[EXERCISE AIM] Read through the entries below and return each line with the word "title".

# PROVIDED INFORMATION start

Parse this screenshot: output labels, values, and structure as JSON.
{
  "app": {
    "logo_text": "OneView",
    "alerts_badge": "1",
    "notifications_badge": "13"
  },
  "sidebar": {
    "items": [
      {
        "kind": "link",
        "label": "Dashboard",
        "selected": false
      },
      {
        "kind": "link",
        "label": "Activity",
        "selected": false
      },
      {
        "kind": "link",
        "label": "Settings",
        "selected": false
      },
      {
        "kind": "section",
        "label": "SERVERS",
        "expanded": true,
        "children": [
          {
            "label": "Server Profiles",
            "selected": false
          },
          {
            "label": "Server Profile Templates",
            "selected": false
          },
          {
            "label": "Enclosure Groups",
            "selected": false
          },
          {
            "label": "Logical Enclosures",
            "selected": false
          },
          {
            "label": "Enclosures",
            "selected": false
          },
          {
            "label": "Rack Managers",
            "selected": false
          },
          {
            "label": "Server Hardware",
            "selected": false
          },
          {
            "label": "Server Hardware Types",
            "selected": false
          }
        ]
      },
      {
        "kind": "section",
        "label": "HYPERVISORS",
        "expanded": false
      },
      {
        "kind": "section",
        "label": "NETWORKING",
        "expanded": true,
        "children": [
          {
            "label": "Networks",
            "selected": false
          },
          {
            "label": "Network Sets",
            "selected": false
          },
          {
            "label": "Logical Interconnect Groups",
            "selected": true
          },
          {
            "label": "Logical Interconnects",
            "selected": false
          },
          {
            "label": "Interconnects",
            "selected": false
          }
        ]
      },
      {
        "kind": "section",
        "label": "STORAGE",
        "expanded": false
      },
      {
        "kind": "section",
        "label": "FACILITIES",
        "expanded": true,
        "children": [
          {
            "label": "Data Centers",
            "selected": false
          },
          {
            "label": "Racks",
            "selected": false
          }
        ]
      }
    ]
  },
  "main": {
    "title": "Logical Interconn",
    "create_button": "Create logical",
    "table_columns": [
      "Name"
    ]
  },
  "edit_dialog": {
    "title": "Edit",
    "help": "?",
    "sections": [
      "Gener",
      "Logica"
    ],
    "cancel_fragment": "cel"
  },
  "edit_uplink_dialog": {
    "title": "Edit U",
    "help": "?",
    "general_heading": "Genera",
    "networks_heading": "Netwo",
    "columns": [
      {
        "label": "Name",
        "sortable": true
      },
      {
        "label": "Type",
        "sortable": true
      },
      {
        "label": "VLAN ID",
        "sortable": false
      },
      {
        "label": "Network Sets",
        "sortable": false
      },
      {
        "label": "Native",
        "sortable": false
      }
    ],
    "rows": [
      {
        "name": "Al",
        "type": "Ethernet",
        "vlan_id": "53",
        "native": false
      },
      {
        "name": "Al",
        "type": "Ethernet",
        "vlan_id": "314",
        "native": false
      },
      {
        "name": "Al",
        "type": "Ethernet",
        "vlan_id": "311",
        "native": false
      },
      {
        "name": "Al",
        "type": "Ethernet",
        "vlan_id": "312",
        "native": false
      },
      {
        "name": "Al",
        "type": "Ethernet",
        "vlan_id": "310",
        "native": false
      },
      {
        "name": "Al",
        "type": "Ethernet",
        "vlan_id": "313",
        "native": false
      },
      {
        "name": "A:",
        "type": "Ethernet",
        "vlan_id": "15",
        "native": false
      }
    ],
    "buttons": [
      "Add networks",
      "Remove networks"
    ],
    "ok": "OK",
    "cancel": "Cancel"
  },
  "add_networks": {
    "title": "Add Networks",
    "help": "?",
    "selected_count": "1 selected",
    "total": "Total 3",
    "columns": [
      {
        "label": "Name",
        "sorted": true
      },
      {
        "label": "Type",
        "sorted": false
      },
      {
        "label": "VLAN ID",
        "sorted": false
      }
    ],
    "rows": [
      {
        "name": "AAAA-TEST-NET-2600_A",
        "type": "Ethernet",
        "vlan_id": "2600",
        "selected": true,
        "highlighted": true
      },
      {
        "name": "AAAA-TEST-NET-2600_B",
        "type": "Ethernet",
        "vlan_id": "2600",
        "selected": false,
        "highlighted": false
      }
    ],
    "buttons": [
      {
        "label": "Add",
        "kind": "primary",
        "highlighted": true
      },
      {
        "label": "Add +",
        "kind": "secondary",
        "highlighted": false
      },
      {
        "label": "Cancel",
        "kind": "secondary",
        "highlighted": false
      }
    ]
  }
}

# PROVIDED INFORMATION end

[WRITTEN SOLUTION]
    "title": "Logical Interconn",
    "title": "Edit",
    "title": "Edit U",
    "title": "Add Networks",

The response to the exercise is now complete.